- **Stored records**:
◇ ◇ ◇ ◇
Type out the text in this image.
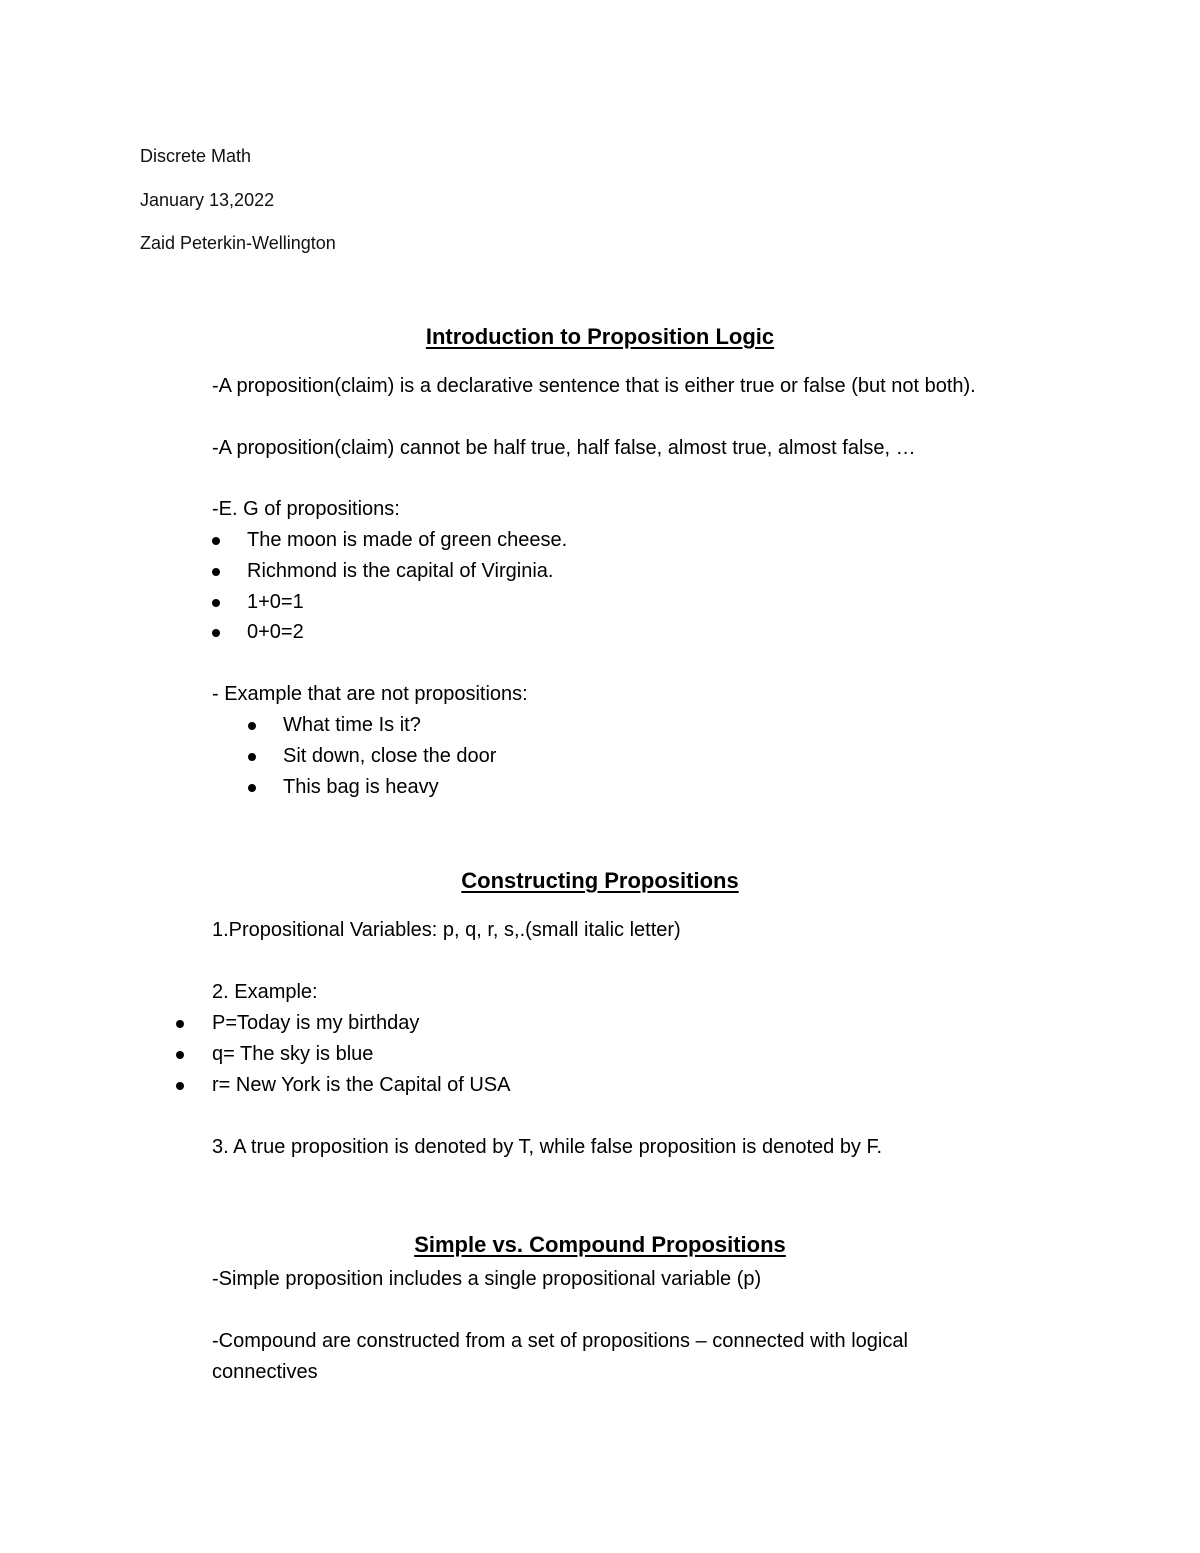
Discrete Math
January 13,2022
Zaid Peterkin-Wellington
Introduction to Proposition Logic
-A proposition(claim) is a declarative sentence that is either true or false (but not both).
-A proposition(claim) cannot be half true, half false, almost true, almost false, …
-E. G of propositions:
The moon is made of green cheese.
Richmond is the capital of Virginia.
1+0=1
0+0=2
- Example that are not propositions:
What time Is it?
Sit down, close the door
This bag is heavy
Constructing Propositions
1.Propositional Variables: p, q, r, s,.(small italic letter)
2. Example:
P=Today is my birthday
q= The sky is blue
r= New York is the Capital of USA
3. A true proposition is denoted by T, while false proposition is denoted by F.
Simple vs. Compound Propositions
-Simple proposition includes a single propositional variable (p)
-Compound are constructed from a set of propositions – connected with logical
connectives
◇ ◇ ◇ ◇
Identify each line in the records above that contains the word "false", and copy it out in full.

- **Response for this exercise**:
-A proposition(claim) is a declarative sentence that is either true or false (but not both).
-A proposition(claim) cannot be half true, half false, almost true, almost false, …
3. A true proposition is denoted by T, while false proposition is denoted by F.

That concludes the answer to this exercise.